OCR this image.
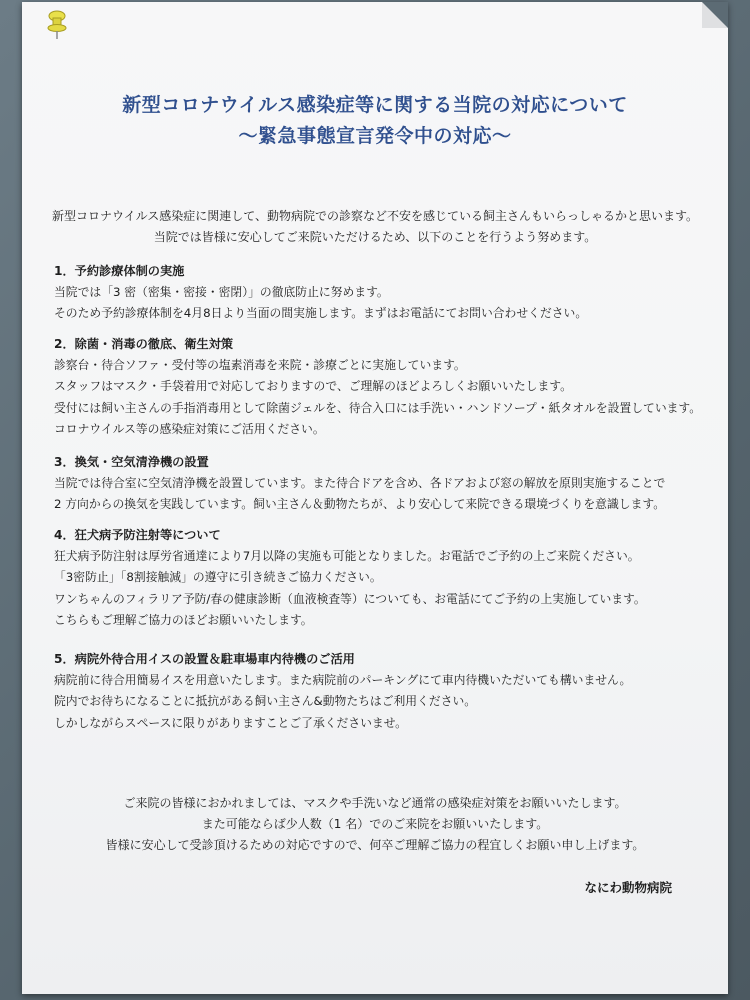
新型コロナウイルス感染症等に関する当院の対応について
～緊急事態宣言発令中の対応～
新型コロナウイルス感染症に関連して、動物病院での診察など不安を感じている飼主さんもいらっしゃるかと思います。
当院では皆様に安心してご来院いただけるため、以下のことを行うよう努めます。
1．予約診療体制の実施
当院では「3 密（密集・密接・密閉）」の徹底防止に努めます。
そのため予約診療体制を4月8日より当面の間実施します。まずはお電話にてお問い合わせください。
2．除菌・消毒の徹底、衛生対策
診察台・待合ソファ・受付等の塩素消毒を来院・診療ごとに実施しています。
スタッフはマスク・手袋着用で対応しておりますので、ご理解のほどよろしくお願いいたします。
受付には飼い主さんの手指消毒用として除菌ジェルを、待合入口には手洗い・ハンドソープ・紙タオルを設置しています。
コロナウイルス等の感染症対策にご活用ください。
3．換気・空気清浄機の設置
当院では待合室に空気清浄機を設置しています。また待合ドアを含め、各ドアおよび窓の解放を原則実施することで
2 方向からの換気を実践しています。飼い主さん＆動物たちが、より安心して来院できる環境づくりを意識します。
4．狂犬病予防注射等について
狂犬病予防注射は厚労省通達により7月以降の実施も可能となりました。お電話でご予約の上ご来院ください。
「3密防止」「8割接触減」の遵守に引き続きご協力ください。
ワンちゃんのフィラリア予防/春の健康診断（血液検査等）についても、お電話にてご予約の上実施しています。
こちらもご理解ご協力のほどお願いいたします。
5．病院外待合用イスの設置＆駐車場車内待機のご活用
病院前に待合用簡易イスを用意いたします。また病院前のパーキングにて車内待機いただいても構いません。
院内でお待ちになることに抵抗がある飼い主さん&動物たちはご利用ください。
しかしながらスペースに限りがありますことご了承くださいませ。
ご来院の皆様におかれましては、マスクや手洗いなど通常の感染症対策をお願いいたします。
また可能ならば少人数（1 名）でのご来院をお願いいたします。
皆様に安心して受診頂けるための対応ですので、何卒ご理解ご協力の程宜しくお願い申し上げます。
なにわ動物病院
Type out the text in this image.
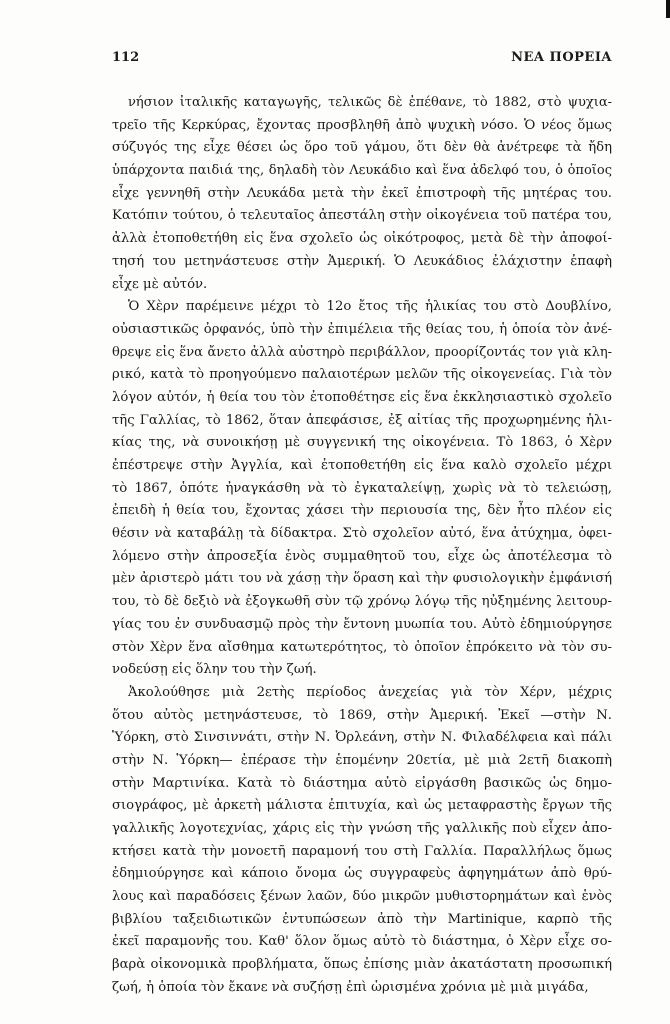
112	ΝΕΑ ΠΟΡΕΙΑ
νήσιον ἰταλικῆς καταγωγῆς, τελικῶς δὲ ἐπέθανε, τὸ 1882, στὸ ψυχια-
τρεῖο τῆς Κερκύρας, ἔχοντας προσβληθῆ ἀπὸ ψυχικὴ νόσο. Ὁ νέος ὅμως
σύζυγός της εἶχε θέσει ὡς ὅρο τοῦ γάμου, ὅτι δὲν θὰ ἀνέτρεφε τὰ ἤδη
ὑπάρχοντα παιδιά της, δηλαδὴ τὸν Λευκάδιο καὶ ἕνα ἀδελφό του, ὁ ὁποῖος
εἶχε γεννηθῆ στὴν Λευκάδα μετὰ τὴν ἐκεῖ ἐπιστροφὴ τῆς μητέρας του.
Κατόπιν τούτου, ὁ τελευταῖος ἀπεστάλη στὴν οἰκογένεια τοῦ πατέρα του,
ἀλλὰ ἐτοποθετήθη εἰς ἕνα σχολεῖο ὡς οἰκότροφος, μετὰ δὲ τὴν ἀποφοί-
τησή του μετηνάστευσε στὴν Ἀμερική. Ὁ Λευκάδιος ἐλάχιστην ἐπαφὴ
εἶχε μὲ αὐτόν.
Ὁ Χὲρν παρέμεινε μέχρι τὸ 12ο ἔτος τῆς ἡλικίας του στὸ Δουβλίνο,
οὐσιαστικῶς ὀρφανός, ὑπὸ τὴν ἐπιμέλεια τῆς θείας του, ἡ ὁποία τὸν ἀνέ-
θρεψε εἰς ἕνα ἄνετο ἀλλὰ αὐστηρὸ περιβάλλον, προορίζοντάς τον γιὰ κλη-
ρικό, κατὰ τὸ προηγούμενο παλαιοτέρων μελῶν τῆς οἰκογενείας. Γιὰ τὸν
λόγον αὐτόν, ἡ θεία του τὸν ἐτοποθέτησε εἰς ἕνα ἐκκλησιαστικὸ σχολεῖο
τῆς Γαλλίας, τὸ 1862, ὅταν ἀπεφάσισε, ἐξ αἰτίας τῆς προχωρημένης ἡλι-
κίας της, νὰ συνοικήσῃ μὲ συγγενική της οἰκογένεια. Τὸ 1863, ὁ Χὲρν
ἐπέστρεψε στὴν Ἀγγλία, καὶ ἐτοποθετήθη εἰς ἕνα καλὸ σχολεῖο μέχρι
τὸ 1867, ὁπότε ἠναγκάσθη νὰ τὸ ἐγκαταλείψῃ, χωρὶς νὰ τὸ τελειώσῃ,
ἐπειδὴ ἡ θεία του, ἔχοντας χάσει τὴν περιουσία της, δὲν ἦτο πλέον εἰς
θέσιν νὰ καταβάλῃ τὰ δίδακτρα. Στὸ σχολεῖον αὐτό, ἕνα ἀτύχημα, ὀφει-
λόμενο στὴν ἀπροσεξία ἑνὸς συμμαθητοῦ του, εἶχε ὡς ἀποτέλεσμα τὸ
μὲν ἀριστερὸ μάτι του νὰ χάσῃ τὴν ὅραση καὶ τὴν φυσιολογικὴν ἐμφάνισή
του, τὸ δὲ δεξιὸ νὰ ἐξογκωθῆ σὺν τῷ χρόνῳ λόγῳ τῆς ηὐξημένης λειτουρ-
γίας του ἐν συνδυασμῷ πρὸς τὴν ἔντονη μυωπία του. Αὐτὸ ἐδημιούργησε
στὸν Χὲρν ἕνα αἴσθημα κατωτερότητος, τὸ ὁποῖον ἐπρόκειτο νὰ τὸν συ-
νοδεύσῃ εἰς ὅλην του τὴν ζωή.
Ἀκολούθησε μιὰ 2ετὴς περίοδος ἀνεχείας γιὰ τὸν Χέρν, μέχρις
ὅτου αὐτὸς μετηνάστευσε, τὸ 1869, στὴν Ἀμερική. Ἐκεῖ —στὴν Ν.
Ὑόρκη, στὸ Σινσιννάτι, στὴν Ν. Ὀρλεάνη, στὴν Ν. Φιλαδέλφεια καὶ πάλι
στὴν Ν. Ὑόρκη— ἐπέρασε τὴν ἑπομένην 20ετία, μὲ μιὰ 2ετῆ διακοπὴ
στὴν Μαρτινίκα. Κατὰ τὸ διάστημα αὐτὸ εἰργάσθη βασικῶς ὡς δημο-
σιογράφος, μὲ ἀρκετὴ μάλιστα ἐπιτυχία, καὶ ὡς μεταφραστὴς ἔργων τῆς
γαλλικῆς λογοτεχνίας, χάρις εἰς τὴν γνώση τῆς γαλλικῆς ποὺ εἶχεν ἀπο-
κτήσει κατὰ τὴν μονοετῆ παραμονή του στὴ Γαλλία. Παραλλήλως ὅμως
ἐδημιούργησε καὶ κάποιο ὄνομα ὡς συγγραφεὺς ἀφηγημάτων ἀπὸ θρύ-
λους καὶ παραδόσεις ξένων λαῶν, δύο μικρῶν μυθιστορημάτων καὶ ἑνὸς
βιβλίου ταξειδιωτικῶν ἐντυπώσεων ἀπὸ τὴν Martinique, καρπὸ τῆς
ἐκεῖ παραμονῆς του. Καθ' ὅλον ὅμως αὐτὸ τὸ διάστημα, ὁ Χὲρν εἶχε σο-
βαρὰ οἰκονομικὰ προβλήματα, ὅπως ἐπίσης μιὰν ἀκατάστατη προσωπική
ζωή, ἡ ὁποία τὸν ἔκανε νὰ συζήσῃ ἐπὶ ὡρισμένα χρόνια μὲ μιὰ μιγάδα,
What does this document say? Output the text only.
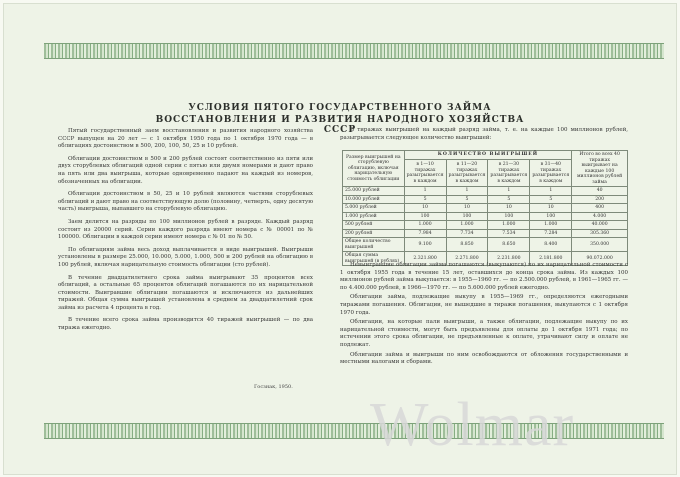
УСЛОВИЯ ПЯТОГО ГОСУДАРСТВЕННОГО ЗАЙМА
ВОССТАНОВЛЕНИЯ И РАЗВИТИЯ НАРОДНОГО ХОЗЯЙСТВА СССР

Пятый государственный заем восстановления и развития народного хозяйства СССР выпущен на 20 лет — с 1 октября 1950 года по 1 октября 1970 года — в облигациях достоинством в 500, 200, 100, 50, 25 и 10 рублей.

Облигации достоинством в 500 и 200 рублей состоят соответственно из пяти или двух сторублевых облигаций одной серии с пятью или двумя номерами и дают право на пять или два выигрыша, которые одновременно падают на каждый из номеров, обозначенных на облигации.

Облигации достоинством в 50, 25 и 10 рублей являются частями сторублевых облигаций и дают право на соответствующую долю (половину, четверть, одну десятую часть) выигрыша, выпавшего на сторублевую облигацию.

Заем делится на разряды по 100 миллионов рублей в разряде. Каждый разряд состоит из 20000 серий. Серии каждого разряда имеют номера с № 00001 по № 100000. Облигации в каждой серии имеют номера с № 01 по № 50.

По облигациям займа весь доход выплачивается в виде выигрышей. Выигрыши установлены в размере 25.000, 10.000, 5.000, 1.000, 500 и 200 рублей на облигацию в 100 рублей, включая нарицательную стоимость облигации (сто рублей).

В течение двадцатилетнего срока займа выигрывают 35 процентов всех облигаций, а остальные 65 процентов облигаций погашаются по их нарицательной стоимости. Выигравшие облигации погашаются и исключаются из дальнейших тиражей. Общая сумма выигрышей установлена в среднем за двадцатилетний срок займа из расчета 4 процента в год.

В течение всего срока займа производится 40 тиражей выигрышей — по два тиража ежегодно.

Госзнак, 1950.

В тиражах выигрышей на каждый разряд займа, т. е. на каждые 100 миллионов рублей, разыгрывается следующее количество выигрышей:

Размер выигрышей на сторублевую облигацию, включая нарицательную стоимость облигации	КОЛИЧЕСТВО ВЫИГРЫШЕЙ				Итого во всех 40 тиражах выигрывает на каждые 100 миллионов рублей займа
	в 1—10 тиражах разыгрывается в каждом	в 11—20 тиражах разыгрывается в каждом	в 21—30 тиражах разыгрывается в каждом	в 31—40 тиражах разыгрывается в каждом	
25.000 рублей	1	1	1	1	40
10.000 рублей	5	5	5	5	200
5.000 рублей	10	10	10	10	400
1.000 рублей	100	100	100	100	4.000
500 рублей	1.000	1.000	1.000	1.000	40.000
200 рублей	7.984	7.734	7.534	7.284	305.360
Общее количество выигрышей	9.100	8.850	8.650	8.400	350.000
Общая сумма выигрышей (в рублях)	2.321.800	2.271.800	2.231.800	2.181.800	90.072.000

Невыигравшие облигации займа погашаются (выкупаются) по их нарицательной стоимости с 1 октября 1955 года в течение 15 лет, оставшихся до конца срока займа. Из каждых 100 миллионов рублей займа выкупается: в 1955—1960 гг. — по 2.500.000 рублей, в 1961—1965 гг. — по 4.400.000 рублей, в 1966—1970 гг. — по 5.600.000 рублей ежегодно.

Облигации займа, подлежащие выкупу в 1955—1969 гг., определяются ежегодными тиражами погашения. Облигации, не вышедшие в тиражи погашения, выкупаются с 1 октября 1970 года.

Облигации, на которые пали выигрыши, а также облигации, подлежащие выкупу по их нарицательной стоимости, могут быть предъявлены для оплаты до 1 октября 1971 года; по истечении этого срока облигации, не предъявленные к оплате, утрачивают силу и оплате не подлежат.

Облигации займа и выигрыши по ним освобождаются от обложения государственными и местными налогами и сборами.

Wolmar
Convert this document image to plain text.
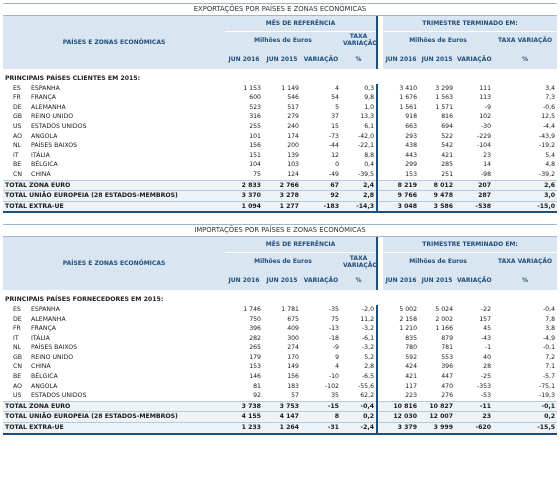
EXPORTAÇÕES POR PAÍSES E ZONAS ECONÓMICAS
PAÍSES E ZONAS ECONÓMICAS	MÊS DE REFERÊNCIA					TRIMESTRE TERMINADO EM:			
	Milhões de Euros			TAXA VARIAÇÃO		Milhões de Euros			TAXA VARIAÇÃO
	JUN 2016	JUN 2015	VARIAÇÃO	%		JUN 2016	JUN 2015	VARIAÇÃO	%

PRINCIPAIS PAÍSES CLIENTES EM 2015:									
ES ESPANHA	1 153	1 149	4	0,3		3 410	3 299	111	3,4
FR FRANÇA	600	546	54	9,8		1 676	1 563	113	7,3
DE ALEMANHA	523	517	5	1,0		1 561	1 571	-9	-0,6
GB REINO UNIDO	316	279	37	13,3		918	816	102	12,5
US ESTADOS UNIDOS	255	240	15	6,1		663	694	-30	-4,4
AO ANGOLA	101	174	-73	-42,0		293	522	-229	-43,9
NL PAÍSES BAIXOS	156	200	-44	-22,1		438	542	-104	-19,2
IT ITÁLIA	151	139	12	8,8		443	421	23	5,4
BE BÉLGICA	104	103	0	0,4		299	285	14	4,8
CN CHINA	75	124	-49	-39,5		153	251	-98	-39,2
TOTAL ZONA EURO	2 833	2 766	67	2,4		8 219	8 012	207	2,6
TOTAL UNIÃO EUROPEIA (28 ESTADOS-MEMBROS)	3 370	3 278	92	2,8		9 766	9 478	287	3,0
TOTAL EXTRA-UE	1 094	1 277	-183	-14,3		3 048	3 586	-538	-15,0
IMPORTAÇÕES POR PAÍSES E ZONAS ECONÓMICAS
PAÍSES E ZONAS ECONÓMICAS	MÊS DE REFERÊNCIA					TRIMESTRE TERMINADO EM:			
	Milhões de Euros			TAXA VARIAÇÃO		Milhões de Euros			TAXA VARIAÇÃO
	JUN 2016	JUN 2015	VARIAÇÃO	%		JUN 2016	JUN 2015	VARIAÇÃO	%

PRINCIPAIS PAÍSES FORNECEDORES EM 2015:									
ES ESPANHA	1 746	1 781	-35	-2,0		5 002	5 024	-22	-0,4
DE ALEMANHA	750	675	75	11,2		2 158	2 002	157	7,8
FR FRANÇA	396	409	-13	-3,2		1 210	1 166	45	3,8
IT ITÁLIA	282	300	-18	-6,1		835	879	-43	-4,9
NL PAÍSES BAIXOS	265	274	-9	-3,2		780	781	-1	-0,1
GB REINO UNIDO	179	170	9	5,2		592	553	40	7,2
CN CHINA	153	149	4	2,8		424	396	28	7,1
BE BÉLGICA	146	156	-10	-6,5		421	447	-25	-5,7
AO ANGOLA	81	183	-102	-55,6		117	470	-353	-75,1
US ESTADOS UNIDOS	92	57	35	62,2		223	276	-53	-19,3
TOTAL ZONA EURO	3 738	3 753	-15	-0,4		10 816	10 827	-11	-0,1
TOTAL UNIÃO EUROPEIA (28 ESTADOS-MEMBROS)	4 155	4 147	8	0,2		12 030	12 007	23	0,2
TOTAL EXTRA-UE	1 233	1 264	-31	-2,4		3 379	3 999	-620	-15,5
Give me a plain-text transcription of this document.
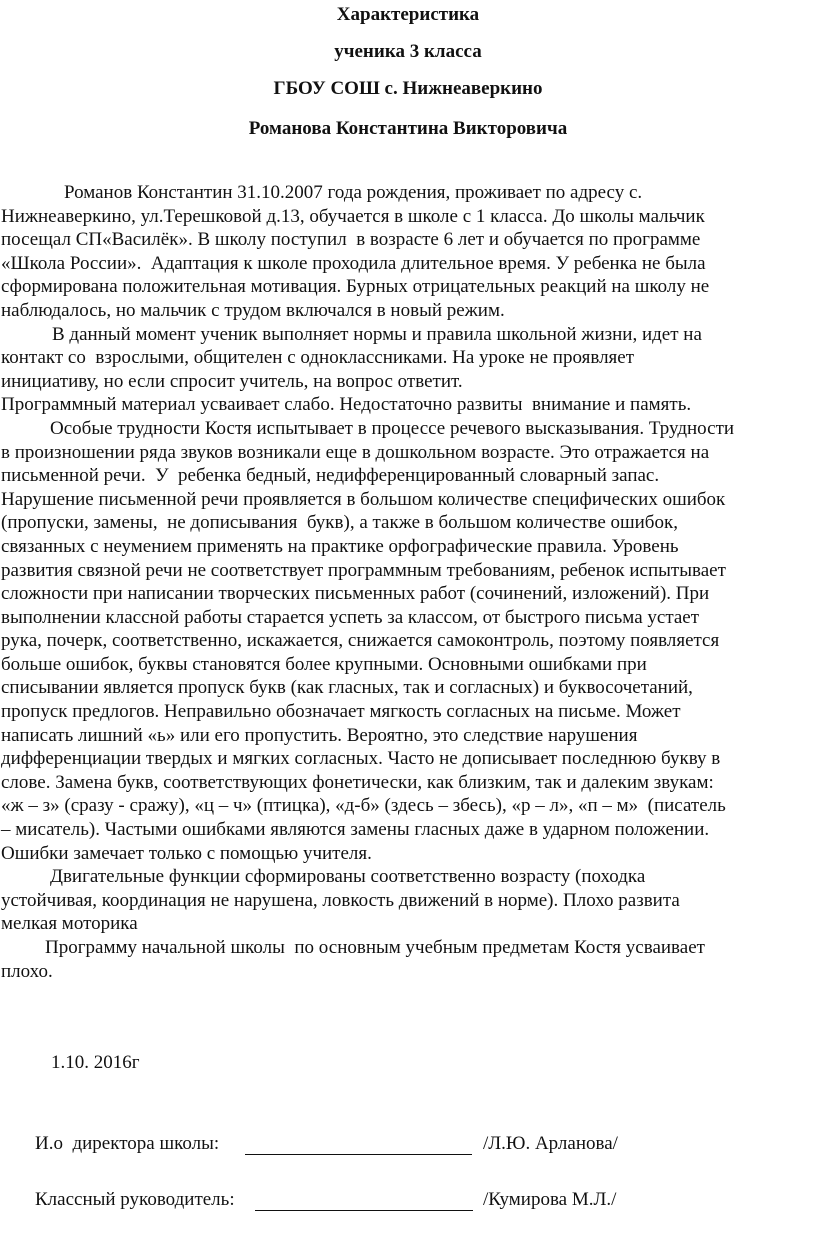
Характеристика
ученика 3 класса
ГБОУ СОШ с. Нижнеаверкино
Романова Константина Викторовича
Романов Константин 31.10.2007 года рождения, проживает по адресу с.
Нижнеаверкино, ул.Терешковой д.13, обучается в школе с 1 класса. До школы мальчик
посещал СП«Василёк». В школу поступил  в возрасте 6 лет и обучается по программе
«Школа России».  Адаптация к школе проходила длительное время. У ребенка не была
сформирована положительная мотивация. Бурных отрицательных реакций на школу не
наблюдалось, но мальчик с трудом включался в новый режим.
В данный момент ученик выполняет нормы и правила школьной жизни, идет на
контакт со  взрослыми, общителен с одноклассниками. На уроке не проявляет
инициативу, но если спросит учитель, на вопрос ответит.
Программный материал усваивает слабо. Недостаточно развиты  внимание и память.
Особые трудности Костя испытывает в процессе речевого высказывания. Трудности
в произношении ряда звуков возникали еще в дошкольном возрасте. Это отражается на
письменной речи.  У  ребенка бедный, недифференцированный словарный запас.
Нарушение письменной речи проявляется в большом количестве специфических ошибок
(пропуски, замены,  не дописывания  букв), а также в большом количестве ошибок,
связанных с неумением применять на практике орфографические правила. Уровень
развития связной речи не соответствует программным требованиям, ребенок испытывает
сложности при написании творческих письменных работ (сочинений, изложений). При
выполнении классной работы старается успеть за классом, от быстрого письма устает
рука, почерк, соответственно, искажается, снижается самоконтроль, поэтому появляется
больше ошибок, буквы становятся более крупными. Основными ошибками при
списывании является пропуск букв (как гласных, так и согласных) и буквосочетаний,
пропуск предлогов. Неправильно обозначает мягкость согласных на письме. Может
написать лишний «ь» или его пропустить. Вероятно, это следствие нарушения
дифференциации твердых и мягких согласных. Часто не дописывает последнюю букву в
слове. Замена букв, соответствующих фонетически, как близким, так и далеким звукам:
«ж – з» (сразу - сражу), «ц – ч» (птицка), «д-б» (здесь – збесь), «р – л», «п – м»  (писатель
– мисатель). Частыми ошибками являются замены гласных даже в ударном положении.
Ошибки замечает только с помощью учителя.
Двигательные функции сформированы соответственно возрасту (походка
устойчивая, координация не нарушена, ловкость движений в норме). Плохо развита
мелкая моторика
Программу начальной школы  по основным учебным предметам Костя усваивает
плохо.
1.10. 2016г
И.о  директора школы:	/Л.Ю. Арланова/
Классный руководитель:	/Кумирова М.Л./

◇ ◇ ◇ ◇ ◇

From the entries above, extract each line containing "ἑνὸς".

λόμενο στὴν ἀπροσεξία ἑνὸς συμμαθητοῦ του, εἶχε ὡς ἀποτέλεσμα τὸ
λους καὶ παραδόσεις ξένων λαῶν, δύο μικρῶν μυθιστορημάτων καὶ ἑνὸς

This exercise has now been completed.